Scan the data below and report how many lines include the word "ἐνδιαφέρεται". Nothing else is wanted.

======== Data records

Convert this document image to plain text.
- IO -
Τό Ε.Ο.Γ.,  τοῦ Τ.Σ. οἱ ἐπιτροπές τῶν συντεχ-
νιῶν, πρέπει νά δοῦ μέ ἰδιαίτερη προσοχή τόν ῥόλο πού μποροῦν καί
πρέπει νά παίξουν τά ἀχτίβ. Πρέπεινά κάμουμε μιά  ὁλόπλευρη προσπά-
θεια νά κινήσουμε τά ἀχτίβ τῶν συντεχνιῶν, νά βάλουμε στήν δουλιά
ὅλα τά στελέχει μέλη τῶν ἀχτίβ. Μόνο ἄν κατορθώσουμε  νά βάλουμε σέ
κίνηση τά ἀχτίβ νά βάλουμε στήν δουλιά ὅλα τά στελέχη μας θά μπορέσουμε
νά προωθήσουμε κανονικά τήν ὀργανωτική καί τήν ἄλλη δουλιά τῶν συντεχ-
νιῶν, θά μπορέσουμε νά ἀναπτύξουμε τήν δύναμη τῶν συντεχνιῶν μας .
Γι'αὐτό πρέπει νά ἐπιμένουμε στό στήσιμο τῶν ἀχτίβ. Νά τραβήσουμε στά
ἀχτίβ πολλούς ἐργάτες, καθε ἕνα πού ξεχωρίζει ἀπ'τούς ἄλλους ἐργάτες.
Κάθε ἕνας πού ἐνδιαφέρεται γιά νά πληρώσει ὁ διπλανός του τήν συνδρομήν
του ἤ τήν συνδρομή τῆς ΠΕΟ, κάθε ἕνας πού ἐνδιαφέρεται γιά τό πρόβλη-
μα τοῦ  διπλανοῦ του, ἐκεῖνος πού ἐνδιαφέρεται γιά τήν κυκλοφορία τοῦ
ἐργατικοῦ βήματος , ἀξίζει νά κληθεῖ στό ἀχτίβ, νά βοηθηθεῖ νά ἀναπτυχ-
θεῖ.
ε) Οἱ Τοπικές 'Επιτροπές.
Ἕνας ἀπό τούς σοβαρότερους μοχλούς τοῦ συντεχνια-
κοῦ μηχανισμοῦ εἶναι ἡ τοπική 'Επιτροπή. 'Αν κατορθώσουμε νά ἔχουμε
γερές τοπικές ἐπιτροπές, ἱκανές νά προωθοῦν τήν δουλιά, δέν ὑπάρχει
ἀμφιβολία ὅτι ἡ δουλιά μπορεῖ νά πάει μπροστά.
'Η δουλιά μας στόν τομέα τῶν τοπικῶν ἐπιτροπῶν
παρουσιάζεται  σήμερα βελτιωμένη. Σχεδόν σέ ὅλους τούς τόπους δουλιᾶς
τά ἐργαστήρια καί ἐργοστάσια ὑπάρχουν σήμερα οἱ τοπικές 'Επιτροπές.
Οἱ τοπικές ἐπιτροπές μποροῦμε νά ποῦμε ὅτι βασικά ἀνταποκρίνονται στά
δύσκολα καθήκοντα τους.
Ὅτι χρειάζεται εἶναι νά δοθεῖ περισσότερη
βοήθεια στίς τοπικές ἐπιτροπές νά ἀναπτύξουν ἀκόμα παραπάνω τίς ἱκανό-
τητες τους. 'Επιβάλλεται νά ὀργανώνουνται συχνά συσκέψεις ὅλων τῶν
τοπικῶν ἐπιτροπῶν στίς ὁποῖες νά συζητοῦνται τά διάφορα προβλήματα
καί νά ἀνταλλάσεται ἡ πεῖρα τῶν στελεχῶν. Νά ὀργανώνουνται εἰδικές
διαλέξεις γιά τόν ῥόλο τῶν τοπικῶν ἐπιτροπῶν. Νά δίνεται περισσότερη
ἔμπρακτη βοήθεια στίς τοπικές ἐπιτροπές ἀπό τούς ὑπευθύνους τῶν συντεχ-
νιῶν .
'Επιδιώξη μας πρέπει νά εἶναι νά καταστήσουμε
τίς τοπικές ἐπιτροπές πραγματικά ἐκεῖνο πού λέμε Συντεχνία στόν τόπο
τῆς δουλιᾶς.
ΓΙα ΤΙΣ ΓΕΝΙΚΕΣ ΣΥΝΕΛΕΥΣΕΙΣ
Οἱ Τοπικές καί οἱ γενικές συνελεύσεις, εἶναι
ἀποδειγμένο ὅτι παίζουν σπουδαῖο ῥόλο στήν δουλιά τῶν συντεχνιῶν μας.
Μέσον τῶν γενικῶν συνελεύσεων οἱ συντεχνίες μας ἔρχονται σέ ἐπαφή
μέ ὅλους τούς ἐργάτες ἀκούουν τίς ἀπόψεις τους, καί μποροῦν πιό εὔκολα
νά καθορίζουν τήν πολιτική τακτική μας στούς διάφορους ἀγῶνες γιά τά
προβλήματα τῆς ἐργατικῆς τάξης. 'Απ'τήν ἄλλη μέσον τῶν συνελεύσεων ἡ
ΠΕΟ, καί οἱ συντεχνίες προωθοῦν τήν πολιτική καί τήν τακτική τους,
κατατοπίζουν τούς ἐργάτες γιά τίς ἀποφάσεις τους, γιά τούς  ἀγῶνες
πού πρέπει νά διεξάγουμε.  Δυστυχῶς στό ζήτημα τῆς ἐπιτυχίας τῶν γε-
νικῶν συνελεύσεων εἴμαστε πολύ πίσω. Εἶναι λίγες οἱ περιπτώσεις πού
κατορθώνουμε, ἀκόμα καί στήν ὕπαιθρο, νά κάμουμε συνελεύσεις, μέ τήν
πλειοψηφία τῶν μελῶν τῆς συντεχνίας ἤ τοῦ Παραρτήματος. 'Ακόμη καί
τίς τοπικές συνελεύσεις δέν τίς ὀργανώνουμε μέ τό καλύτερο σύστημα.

================

__The output__:
3